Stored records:
• • •

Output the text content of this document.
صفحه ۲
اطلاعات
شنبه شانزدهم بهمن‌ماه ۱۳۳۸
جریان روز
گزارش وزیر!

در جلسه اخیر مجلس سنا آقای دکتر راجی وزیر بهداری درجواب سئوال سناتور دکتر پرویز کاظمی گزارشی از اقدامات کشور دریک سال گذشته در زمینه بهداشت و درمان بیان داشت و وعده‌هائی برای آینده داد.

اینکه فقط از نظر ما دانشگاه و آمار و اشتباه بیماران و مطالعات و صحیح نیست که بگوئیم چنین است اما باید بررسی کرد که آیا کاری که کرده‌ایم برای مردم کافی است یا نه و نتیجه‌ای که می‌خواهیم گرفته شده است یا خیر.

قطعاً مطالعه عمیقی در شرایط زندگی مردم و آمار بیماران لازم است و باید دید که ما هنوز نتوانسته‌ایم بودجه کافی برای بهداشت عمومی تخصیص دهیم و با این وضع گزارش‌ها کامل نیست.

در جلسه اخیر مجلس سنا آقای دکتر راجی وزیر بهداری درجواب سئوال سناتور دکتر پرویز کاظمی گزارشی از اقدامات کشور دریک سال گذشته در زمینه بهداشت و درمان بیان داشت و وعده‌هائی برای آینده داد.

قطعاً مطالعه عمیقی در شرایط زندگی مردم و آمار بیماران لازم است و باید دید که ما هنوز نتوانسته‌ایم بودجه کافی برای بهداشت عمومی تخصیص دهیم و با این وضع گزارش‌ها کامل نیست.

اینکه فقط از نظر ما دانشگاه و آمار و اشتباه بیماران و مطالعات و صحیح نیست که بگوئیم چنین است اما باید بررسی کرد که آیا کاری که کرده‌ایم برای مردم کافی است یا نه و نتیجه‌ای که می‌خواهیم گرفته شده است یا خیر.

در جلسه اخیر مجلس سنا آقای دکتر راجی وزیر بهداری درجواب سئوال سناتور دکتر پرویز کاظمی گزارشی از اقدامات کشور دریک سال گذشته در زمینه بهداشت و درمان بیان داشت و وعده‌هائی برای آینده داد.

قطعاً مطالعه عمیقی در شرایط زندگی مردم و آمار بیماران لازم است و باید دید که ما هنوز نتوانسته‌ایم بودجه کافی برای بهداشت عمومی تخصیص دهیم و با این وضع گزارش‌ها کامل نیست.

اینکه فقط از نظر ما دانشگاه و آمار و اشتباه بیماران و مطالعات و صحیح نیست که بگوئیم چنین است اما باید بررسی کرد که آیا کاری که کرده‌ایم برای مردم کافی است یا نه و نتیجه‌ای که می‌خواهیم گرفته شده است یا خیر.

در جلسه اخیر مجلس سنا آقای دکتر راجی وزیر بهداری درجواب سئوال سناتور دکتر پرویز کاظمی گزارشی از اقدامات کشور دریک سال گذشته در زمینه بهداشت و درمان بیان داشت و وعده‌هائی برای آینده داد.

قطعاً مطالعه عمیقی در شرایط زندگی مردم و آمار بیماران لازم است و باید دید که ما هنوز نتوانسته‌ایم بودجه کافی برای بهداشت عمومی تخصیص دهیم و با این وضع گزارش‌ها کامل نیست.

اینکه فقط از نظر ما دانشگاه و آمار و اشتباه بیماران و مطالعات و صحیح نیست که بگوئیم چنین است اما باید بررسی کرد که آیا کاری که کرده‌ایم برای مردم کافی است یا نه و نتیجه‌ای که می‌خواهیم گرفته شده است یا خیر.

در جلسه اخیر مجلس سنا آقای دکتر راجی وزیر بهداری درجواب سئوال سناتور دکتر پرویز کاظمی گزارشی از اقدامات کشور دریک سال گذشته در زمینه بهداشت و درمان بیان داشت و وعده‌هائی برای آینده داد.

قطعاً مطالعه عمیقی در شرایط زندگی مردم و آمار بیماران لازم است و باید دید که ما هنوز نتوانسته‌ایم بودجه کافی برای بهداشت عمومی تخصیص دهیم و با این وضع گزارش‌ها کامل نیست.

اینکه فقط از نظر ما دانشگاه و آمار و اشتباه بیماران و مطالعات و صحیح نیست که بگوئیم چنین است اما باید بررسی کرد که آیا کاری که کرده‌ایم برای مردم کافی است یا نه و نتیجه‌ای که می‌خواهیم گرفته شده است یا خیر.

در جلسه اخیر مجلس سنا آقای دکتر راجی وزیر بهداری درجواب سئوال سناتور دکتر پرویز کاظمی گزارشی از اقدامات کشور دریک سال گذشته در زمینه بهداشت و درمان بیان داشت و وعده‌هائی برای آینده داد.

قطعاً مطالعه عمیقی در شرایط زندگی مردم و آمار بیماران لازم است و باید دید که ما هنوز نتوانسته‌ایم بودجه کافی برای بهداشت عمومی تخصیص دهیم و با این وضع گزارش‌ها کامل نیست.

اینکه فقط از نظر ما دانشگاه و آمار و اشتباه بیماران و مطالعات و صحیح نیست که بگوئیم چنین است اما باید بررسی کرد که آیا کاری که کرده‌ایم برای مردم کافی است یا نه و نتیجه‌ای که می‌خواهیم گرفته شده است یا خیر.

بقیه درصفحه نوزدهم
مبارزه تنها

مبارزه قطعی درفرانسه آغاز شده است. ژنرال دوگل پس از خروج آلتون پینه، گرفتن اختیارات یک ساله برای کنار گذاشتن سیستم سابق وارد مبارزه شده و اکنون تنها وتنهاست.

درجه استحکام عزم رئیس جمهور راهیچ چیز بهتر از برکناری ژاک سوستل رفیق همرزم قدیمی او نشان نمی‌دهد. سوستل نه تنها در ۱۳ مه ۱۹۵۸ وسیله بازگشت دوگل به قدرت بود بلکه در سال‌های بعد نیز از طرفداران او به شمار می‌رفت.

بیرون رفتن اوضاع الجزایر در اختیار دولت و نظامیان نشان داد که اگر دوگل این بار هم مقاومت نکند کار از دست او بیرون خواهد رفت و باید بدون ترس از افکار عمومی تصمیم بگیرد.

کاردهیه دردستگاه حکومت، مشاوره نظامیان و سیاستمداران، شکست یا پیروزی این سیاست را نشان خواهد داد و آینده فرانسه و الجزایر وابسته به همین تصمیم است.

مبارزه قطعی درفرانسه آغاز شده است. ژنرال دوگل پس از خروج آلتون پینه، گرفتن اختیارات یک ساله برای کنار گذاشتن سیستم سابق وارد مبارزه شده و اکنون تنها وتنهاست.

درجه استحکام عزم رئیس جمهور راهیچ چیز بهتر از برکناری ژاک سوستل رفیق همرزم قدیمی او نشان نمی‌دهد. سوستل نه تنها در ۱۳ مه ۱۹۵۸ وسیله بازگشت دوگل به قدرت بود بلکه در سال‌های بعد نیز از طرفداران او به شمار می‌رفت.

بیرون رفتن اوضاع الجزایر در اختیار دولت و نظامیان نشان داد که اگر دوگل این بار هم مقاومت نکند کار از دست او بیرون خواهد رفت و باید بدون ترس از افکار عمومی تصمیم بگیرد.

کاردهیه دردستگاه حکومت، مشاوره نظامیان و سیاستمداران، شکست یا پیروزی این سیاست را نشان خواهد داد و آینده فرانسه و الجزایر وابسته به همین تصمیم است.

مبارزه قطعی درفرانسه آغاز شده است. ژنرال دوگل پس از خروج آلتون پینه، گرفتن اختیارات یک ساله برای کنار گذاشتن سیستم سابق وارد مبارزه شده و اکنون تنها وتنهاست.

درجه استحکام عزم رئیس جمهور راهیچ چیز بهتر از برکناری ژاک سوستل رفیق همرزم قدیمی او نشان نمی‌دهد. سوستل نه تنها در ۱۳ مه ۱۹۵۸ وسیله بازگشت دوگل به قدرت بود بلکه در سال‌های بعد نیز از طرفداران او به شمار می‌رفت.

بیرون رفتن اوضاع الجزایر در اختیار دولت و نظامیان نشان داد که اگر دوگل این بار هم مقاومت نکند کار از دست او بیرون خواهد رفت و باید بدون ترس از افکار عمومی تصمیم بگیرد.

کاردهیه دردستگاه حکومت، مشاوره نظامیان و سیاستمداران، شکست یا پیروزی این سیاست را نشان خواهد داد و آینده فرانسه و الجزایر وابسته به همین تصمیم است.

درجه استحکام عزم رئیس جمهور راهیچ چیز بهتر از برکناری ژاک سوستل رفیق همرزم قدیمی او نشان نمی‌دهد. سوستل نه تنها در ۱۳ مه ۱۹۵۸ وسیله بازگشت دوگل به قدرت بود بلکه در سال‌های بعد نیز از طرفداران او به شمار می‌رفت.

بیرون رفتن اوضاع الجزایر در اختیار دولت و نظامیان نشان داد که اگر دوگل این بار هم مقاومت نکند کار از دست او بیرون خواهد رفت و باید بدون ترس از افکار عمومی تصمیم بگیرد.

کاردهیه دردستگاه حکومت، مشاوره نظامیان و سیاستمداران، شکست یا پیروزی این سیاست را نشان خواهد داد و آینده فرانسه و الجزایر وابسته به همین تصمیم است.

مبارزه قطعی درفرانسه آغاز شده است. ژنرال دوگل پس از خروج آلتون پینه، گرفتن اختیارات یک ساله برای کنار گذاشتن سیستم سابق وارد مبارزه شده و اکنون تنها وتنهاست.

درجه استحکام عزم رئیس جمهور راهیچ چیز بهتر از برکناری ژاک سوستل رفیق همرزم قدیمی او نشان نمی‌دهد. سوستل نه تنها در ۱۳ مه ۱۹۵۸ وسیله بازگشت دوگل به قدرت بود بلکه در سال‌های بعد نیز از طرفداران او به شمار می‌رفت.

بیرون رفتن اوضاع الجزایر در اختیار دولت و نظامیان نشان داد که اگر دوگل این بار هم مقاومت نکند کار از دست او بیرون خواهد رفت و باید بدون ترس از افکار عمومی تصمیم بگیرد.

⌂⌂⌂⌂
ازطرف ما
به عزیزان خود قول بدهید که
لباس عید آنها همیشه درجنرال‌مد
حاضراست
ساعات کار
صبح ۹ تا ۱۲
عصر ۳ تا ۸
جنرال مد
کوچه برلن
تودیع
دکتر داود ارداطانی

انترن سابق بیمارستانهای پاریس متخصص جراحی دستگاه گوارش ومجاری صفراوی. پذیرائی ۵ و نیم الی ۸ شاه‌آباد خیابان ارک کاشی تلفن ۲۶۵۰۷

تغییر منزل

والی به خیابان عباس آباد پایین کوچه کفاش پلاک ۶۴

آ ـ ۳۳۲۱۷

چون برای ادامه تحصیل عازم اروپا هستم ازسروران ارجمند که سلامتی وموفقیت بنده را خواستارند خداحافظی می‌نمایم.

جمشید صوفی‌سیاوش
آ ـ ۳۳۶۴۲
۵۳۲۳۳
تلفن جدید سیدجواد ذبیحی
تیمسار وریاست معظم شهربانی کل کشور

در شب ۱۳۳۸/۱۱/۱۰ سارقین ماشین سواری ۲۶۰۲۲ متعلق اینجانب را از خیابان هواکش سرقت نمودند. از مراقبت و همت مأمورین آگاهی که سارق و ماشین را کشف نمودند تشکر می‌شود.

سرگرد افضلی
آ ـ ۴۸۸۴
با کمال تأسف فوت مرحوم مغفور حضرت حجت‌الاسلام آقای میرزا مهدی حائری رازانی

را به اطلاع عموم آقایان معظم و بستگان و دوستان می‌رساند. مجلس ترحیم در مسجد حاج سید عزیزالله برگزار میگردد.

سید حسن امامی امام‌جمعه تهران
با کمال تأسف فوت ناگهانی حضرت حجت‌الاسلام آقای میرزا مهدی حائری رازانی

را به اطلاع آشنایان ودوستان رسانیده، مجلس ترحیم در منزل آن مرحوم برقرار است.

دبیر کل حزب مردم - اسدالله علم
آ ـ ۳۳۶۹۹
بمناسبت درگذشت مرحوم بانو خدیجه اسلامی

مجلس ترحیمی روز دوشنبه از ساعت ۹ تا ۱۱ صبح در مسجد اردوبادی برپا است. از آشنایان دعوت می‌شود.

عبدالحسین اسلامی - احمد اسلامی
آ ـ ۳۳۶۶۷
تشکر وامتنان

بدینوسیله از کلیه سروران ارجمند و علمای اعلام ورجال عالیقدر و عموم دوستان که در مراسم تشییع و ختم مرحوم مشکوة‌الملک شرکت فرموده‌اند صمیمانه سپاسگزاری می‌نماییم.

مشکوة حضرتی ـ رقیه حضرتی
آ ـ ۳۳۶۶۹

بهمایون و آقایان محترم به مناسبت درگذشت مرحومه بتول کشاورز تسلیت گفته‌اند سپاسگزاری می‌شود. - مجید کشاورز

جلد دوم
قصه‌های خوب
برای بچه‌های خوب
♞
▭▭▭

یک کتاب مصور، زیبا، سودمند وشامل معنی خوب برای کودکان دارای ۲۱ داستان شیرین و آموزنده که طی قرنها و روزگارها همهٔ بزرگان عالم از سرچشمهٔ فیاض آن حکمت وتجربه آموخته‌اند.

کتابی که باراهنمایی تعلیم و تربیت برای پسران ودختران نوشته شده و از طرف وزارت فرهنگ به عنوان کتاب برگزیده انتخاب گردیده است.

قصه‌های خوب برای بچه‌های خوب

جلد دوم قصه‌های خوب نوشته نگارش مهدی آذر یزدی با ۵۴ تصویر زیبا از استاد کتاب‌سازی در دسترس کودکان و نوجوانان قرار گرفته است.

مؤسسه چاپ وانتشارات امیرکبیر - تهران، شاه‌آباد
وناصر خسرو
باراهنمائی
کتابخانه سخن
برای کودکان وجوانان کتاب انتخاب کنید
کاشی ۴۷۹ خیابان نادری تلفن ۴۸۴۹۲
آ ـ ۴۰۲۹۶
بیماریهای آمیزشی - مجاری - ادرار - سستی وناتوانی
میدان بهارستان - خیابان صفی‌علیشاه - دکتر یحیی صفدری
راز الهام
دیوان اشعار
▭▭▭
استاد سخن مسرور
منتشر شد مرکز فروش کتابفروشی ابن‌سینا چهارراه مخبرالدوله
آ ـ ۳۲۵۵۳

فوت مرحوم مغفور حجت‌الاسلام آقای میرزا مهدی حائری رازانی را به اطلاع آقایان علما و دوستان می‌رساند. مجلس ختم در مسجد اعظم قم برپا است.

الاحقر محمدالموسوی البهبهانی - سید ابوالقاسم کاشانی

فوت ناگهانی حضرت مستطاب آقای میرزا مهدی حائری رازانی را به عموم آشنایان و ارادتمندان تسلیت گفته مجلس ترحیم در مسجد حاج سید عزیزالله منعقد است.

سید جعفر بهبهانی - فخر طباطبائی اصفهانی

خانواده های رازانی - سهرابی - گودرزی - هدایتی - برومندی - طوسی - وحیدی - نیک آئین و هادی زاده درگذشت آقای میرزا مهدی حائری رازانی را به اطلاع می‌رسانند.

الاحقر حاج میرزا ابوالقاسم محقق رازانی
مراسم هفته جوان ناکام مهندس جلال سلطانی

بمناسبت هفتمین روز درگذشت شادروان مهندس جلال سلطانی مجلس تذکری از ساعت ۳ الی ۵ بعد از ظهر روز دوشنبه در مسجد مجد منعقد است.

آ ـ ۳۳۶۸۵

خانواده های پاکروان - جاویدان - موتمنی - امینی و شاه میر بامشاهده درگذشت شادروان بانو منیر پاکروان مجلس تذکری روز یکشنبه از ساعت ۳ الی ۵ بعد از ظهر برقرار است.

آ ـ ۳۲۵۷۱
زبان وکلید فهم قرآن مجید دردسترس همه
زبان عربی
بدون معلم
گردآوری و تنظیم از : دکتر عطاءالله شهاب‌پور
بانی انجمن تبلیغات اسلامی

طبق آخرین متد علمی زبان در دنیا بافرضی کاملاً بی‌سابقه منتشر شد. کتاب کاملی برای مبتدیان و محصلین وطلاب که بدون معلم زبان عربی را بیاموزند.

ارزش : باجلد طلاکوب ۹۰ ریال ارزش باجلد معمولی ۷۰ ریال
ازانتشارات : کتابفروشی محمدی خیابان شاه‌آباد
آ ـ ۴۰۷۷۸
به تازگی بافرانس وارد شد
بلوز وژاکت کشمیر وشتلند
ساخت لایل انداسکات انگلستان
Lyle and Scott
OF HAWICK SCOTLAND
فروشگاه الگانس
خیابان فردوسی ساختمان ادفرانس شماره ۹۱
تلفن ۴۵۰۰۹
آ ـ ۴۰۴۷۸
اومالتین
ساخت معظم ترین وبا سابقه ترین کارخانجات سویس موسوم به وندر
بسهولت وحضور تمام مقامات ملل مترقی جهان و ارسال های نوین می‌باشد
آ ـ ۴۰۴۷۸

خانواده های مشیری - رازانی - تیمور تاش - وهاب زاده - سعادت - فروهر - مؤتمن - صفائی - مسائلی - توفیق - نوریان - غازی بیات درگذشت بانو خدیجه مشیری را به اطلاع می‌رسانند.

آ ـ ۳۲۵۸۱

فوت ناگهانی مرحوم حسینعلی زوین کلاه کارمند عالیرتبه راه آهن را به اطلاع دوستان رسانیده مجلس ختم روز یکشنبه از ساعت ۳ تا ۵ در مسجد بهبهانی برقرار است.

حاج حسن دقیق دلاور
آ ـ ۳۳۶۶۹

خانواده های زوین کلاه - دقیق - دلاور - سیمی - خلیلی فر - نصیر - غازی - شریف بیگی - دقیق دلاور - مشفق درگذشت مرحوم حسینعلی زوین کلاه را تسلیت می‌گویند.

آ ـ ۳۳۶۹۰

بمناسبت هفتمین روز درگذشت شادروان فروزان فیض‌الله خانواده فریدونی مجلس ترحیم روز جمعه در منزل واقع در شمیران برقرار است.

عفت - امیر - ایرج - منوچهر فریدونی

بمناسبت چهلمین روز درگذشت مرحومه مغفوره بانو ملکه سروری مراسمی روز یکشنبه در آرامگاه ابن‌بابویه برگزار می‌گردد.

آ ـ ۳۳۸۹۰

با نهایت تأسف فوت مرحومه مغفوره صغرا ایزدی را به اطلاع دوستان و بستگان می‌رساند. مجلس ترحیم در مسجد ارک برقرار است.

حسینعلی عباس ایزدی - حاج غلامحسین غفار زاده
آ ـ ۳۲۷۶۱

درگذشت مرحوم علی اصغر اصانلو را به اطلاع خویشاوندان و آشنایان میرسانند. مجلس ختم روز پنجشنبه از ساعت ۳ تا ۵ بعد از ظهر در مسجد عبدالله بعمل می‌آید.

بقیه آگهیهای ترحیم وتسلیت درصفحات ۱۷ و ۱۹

• • •

Problem requirements:
Identify each line in the records above that contains the word "مجید", and copy it out in full.

Result of the task:
بهمایون و آقایان محترم به مناسبت درگذشت مرحومه بتول کشاورز تسلیت گفته‌اند سپاسگزاری می‌شود. - مجید کشاورز
زبان وکلید فهم قرآن مجید دردسترس همه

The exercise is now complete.